Extrait fourni:
►

Jean Aymar de Thou dit tout : Black Swan
Darren Aronofsky, 2010, film sorti en salles le 9 février 2011
Black Swan n'a rien d'un canard boiteux dans la filmographie de Darren Aronofsky. Bien au contraire. Après The Wrestler et son catcheur cabossé par les coups et la vie, le réalisateur s'attache à nouveau à un être dont l'existence est dévorée par sa passion, ici la danse classique.
En danseuse étoile névrosée, parano et schizophrène, Natalie Portman est époustouflante. Filiforme et presque enlaidie par sa maigreur, l'actrice est totalement crédible en jeune femme obnubilée par sa quête d'une perfection qui la coupe de toute émotion. Un défaut que ne cesse de lui reprocher un chorégraphe manipulateur et salace (Vincent Cassel, parfait), et qu'elle tente par tous les moyens de gommer.
Il faut dire que l'entourage de notre héroïne au bord de la folie n'est guère propice à un retour à la raison, coincée qu'elle est entre une mère abusive et possessive (Barbara Hershey), une étoile de la scène vieillissante et dépressive (Winona Ryder, qui fait là un retour sur grand écran après avoir disparu des radars pendant plusieurs années) et une jeune danseuse décomplexée et quelque peu arriviste (Mila Kunis, sublime).

◄

Éléments:
►

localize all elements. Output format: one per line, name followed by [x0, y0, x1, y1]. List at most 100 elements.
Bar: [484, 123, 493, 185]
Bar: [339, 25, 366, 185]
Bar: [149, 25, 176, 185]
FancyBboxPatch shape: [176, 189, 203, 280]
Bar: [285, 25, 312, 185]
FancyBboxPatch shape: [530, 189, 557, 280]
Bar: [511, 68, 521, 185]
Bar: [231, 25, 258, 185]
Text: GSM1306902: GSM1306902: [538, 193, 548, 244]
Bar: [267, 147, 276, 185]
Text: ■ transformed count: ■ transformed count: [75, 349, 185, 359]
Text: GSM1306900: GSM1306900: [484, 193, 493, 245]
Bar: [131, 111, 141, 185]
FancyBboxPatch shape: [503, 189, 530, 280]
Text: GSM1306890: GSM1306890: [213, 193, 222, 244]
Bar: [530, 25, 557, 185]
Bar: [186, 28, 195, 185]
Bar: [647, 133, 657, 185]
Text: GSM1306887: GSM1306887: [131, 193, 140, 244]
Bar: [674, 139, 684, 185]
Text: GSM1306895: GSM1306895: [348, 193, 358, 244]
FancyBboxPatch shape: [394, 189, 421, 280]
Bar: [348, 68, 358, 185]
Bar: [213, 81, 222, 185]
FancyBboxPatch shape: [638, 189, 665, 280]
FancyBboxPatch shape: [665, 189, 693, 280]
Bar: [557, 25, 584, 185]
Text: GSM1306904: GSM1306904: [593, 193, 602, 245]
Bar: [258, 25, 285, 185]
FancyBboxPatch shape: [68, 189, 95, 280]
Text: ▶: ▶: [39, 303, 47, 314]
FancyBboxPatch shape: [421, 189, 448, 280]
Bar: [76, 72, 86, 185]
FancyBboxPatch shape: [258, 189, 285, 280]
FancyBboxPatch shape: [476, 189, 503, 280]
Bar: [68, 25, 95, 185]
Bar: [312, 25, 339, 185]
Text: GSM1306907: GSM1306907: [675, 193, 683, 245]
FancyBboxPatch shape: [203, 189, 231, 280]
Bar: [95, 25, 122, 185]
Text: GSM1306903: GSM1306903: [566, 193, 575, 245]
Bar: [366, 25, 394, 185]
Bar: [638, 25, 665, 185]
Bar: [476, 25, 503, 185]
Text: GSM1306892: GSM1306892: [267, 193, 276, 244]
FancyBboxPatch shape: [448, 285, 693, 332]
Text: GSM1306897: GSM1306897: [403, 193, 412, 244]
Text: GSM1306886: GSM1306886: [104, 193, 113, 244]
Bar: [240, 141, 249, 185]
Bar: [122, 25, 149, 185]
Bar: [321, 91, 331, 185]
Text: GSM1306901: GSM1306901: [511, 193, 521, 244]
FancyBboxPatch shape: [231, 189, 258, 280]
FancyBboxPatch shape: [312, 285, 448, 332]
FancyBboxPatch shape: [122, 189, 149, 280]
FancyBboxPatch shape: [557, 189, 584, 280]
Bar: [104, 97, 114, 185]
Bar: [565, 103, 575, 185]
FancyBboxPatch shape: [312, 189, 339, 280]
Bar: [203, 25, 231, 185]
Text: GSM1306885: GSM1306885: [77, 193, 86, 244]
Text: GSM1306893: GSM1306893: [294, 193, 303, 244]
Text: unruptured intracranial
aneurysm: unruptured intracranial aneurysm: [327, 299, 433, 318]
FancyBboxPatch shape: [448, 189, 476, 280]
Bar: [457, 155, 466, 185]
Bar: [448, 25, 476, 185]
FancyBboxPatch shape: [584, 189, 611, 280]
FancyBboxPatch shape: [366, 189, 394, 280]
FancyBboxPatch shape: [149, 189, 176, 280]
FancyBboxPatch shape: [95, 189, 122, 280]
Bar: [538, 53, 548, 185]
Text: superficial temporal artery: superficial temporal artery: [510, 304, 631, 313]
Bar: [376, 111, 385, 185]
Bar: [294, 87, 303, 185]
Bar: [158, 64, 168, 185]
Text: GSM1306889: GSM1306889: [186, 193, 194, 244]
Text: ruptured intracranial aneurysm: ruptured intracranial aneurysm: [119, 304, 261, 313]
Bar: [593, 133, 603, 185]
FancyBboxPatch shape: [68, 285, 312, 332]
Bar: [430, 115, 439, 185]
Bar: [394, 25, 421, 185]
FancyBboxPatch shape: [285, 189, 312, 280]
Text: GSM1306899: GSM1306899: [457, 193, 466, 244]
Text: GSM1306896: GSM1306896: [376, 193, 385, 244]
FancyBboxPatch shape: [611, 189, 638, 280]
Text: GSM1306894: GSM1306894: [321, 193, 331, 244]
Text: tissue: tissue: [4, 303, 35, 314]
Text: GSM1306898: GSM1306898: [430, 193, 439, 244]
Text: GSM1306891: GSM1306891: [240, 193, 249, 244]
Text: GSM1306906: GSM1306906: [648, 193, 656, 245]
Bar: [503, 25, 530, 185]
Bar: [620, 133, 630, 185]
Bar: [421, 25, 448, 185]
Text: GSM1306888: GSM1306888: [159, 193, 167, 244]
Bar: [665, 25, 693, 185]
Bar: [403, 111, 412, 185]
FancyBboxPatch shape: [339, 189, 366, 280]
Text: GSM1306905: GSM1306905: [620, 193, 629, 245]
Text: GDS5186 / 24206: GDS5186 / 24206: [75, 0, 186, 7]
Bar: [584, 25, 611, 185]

◄

Objectifs:
• A. Ces affirmations concordent-elles avec la critique de Black Swan ? (i) Le film est sorti en salles en 2010. (ii) Vincent Cassel y interprète un chorégraphe. (iii) Barbara Hershey y joue la mère de l'héroïne. Pour chacune, répondez par oui ou non en citant les mots décisifs de la critique.
• B. Pouvez-vous reprendre la critique de Black Swan à partir de sa dernière phrase, en un paragraphe ?

Résultats obtenus:
• A.
(i) Non : « film sorti en salles le 9 février 2011 ».
(ii) Oui : « un chorégraphe manipulateur et salace (Vincent Cassel, parfait) ».
(iii) Oui : « une mère abusive et possessive (Barbara Hershey) ».

• B.
Tourné en 16 mm, d'où un aspect granuleux proche du cinéma documentaire, Black Swan arrive à faire ressentir de manière viscérale l'engrenage dans lequel s'enferre inexorablement le personnage principal (cette sensation est proche de celle que l'on pouvait "apprécier" à la fin de Requiem for a Dream du même Aronofsky). A cet égard, les dernières vingt minutes du film, qui donnent à voir la première du "Lac des cygnes" avec notre danseuse étoile en vedette touchée (enfin) par la grâce, sont remarquables. Un grand moment de cinéma !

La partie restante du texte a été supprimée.